■ **THE REQUEST**
Exactly reproduce the line that contains "Give me a plain-text" and all lines after it in the entries below, through the very last line.

■ **GIVEN RECORDS**
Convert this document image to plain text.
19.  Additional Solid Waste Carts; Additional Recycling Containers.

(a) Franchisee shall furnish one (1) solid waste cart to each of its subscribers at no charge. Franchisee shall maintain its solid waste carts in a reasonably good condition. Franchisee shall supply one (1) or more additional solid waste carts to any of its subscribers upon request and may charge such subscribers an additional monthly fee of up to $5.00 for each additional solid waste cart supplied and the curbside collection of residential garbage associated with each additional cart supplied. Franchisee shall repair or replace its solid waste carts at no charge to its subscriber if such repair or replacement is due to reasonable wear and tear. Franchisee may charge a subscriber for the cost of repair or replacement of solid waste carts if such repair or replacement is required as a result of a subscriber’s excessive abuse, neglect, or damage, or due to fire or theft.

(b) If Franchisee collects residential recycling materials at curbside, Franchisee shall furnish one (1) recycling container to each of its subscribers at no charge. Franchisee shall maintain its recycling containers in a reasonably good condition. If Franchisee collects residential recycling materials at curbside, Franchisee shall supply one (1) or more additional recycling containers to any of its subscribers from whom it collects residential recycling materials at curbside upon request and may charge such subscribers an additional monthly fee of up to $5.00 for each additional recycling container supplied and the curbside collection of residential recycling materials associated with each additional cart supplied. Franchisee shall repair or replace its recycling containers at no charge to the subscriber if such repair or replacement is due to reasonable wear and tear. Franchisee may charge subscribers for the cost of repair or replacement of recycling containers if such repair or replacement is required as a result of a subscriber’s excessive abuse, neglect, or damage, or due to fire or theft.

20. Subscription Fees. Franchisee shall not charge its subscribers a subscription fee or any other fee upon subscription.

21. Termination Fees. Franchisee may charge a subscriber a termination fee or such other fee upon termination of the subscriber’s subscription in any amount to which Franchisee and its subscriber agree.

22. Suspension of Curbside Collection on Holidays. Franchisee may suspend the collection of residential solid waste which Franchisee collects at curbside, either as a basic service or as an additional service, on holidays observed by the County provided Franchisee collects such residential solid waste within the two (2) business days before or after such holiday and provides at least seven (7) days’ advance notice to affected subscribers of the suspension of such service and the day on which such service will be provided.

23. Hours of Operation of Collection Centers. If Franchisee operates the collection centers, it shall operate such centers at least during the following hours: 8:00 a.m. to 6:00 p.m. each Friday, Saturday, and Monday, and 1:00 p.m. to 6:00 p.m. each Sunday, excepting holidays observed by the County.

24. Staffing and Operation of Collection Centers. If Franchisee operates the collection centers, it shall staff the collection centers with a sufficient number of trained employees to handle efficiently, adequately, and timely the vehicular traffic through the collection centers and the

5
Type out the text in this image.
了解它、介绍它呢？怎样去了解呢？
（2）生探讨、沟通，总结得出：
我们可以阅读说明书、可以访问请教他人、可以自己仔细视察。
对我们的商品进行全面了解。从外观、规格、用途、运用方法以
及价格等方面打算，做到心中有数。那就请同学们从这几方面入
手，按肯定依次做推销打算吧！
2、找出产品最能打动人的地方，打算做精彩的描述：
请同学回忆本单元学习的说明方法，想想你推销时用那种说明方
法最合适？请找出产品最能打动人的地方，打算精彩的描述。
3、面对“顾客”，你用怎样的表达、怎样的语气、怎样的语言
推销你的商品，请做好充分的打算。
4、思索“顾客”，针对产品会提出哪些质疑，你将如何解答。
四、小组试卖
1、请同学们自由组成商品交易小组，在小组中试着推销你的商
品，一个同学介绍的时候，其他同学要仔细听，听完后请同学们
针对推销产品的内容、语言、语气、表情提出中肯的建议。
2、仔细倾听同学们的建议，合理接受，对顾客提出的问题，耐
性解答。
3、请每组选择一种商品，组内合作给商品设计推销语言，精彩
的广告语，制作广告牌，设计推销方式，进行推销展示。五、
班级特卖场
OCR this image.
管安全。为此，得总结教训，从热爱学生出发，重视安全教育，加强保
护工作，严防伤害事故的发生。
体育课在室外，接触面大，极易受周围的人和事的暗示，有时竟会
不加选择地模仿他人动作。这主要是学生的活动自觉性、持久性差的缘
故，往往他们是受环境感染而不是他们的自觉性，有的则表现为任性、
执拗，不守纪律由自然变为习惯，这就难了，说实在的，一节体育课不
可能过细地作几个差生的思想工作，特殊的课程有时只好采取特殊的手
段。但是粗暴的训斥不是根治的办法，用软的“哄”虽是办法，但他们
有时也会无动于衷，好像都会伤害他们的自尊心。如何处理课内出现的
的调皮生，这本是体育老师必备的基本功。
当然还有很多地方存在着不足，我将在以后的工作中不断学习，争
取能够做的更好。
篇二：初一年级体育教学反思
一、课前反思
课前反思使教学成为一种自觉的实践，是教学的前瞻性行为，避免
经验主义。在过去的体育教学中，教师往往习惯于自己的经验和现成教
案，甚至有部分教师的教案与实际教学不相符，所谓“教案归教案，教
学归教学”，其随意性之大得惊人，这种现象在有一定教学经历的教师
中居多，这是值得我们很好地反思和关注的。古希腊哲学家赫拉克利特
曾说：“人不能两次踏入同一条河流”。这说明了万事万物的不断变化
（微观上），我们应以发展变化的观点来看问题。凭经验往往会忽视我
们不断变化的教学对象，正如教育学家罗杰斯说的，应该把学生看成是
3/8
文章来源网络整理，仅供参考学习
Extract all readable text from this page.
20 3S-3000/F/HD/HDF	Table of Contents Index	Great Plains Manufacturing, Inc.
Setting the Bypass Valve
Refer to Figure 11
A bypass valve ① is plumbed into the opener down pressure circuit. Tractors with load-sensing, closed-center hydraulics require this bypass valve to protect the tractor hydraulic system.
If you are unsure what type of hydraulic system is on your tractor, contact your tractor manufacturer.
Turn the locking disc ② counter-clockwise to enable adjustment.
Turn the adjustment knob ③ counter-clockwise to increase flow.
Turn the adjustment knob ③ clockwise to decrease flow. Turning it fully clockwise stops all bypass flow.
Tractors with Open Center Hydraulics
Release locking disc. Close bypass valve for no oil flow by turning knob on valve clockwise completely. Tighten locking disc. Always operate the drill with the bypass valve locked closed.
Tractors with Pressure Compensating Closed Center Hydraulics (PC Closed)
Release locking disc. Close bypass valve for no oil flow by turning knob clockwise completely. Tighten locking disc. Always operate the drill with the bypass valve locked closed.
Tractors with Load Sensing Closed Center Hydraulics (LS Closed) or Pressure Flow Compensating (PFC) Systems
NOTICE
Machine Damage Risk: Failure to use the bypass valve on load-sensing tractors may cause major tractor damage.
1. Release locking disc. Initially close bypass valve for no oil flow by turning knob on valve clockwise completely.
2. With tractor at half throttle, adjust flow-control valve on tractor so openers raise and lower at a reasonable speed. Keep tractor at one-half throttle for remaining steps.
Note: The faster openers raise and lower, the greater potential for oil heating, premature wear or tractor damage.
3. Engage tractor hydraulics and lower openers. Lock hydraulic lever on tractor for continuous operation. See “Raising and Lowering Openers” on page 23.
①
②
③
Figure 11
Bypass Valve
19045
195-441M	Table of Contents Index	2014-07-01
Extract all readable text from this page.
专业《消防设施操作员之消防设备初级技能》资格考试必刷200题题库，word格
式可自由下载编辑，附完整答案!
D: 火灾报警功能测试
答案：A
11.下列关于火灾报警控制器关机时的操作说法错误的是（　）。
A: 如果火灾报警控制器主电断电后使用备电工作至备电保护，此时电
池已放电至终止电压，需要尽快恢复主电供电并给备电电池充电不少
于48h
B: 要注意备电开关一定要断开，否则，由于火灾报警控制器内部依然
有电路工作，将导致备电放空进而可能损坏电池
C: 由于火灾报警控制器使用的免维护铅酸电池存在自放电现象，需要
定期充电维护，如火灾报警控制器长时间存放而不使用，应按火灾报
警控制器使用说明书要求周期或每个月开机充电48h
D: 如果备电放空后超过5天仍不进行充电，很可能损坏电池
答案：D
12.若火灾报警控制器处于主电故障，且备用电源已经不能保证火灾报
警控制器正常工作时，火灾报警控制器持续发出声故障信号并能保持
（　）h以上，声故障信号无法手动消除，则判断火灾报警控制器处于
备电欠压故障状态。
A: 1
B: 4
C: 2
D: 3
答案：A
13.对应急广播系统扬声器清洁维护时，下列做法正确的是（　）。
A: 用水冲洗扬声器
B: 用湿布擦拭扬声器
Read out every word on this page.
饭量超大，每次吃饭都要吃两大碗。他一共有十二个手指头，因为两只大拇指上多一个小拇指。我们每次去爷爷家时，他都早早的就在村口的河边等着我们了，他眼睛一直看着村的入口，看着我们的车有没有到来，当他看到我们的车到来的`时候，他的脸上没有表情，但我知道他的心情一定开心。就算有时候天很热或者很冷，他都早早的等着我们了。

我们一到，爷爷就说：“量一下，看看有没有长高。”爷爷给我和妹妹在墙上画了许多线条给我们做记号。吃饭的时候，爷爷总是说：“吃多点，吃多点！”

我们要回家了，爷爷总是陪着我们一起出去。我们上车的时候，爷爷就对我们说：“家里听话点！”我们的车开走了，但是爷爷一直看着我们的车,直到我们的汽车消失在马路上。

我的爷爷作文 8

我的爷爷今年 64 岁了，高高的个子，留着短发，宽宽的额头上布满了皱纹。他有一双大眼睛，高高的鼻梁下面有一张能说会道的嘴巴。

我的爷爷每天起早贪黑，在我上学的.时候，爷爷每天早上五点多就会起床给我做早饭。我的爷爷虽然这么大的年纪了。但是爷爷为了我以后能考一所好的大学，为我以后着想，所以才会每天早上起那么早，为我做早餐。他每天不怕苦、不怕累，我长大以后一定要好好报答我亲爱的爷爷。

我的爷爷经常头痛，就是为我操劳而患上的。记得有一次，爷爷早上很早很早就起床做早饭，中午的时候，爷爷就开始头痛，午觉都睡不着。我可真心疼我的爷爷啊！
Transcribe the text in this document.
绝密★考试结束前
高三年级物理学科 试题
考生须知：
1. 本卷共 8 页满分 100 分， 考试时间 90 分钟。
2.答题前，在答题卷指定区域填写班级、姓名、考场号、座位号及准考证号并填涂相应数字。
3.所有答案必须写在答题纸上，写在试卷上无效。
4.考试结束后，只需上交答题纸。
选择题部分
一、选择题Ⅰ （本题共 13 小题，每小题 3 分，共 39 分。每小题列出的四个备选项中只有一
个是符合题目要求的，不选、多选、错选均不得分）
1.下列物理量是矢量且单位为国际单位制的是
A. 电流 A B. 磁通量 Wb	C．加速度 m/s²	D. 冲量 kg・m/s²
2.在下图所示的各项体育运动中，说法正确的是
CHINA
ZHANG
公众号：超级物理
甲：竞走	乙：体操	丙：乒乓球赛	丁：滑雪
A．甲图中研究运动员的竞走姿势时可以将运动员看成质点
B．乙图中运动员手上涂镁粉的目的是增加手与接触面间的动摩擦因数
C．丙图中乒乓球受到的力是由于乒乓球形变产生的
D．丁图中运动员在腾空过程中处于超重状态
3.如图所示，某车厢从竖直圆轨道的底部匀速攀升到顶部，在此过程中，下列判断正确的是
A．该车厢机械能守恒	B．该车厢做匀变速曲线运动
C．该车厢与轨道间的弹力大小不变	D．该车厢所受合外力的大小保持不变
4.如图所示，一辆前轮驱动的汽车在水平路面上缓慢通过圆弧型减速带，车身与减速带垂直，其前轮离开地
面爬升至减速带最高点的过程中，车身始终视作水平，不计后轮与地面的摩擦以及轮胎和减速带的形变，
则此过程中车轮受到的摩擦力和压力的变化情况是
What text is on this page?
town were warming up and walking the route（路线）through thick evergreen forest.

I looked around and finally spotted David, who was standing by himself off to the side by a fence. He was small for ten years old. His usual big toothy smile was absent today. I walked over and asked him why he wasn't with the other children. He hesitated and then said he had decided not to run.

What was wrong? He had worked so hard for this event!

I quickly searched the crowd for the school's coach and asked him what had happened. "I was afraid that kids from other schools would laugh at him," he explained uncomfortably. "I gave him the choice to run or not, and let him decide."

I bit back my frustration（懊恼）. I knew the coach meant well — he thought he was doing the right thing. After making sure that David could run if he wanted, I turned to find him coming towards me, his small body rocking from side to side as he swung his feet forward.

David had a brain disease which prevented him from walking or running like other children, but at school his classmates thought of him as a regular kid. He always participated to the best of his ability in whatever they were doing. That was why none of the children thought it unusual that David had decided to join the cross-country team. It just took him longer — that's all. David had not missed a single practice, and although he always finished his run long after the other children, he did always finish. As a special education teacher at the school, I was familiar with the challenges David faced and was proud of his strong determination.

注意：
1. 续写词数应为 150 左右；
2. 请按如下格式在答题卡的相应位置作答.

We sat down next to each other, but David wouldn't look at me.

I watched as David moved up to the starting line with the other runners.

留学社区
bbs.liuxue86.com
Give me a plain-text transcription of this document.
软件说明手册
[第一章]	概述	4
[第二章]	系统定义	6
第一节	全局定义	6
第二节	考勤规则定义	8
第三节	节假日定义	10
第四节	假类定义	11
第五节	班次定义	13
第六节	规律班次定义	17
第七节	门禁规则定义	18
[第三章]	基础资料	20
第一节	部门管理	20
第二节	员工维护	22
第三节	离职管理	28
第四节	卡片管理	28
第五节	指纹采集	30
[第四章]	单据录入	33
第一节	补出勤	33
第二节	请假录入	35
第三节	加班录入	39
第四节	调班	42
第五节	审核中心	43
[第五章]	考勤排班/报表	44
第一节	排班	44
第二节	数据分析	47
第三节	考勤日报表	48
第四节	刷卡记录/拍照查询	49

■ **ANSWER FOR THIS EXERCISE**
Give me a plain-text transcription of this document.
软件说明手册
[第一章]	概述	4
[第二章]	系统定义	6
第一节	全局定义	6
第二节	考勤规则定义	8
第三节	节假日定义	10
第四节	假类定义	11
第五节	班次定义	13
第六节	规律班次定义	17
第七节	门禁规则定义	18
[第三章]	基础资料	20
第一节	部门管理	20
第二节	员工维护	22
第三节	离职管理	28
第四节	卡片管理	28
第五节	指纹采集	30
[第四章]	单据录入	33
第一节	补出勤	33
第二节	请假录入	35
第三节	加班录入	39
第四节	调班	42
第五节	审核中心	43
[第五章]	考勤排班/报表	44
第一节	排班	44
第二节	数据分析	47
第三节	考勤日报表	48
第四节	刷卡记录/拍照查询	49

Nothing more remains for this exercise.